- Work to be completed
In this exercise, return the whole listing exactly, excluding any images.

- Data for this task
________________
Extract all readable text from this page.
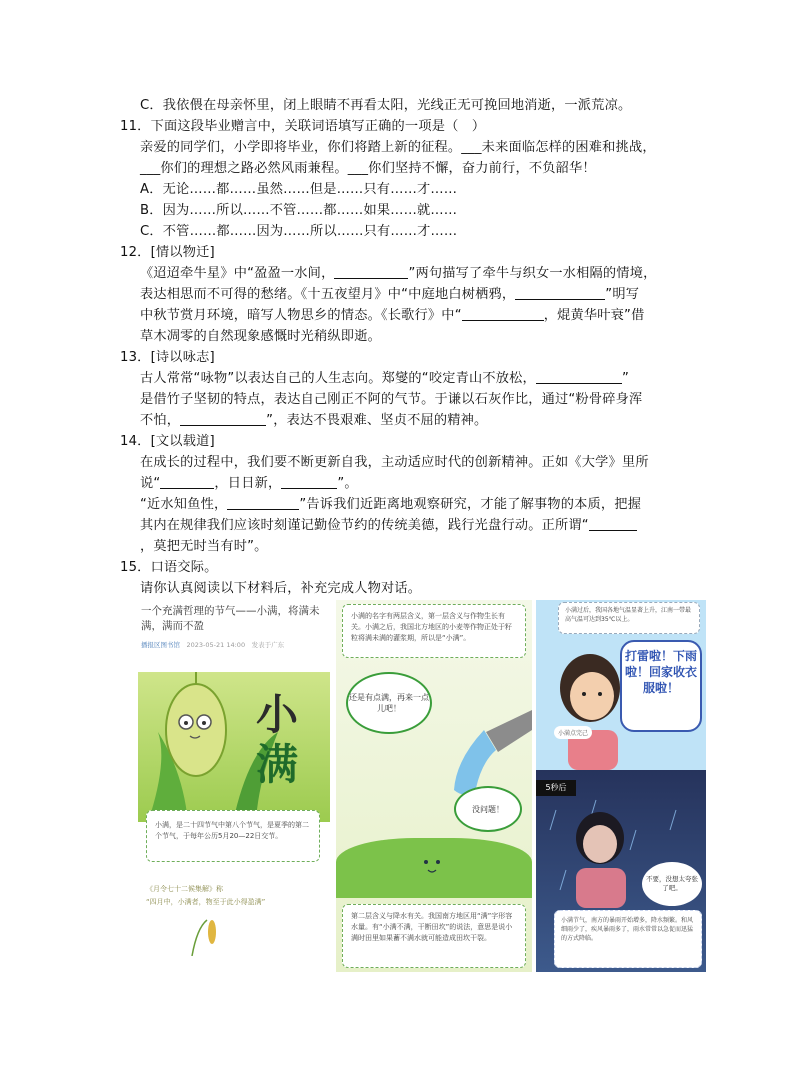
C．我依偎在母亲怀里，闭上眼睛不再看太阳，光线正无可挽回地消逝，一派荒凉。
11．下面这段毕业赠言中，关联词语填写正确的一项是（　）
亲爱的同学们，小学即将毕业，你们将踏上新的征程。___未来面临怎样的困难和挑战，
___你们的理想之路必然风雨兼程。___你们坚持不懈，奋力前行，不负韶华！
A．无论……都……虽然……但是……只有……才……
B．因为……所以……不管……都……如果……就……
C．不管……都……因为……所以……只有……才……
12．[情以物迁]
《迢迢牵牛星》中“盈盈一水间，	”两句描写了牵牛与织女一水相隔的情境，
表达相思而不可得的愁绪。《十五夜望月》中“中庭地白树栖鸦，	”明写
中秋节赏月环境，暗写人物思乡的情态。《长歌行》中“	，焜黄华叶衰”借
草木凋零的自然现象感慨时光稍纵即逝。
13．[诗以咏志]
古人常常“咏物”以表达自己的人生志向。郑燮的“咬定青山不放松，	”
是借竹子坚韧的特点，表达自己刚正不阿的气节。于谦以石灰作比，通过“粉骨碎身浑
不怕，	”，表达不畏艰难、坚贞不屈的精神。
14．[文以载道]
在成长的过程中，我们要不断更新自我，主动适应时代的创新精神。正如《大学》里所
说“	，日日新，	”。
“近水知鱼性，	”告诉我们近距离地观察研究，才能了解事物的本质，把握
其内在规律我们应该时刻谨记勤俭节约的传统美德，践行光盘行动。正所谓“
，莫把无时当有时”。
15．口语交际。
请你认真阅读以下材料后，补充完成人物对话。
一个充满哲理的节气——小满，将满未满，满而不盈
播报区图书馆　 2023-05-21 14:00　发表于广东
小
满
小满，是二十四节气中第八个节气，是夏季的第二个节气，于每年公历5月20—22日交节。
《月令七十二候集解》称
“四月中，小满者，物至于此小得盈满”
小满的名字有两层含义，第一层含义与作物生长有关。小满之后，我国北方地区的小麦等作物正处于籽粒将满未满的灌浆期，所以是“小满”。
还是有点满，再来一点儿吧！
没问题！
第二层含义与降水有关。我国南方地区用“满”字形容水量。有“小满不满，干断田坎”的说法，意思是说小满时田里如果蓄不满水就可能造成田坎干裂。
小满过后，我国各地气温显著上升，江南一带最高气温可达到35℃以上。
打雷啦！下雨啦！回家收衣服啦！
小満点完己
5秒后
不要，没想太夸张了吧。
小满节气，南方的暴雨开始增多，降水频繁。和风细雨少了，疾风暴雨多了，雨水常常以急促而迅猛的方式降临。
________________
- Answer for the task
Extract all readable text from this page.
C．我依偎在母亲怀里，闭上眼睛不再看太阳，光线正无可挽回地消逝，一派荒凉。
11．下面这段毕业赠言中，关联词语填写正确的一项是（　）
亲爱的同学们，小学即将毕业，你们将踏上新的征程。___未来面临怎样的困难和挑战，
___你们的理想之路必然风雨兼程。___你们坚持不懈，奋力前行，不负韶华！
A．无论……都……虽然……但是……只有……才……
B．因为……所以……不管……都……如果……就……
C．不管……都……因为……所以……只有……才……
12．[情以物迁]
《迢迢牵牛星》中“盈盈一水间，	”两句描写了牵牛与织女一水相隔的情境，
表达相思而不可得的愁绪。《十五夜望月》中“中庭地白树栖鸦，	”明写
中秋节赏月环境，暗写人物思乡的情态。《长歌行》中“	，焜黄华叶衰”借
草木凋零的自然现象感慨时光稍纵即逝。
13．[诗以咏志]
古人常常“咏物”以表达自己的人生志向。郑燮的“咬定青山不放松，	”
是借竹子坚韧的特点，表达自己刚正不阿的气节。于谦以石灰作比，通过“粉骨碎身浑
不怕，	”，表达不畏艰难、坚贞不屈的精神。
14．[文以载道]
在成长的过程中，我们要不断更新自我，主动适应时代的创新精神。正如《大学》里所
说“	，日日新，	”。
“近水知鱼性，	”告诉我们近距离地观察研究，才能了解事物的本质，把握
其内在规律我们应该时刻谨记勤俭节约的传统美德，践行光盘行动。正所谓“
，莫把无时当有时”。
15．口语交际。
请你认真阅读以下材料后，补充完成人物对话。
一个充满哲理的节气——小满，将满未满，满而不盈
播报区图书馆　 2023-05-21 14:00　发表于广东
小
满
小满，是二十四节气中第八个节气，是夏季的第二个节气，于每年公历5月20—22日交节。
《月令七十二候集解》称
“四月中，小满者，物至于此小得盈满”
小满的名字有两层含义，第一层含义与作物生长有关。小满之后，我国北方地区的小麦等作物正处于籽粒将满未满的灌浆期，所以是“小满”。
还是有点满，再来一点儿吧！
没问题！
第二层含义与降水有关。我国南方地区用“满”字形容水量。有“小满不满，干断田坎”的说法，意思是说小满时田里如果蓄不满水就可能造成田坎干裂。
小满过后，我国各地气温显著上升，江南一带最高气温可达到35℃以上。
打雷啦！下雨啦！回家收衣服啦！
小満点完己
5秒后
不要，没想太夸张了吧。
小满节气，南方的暴雨开始增多，降水频繁。和风细雨少了，疾风暴雨多了，雨水常常以急促而迅猛的方式降临。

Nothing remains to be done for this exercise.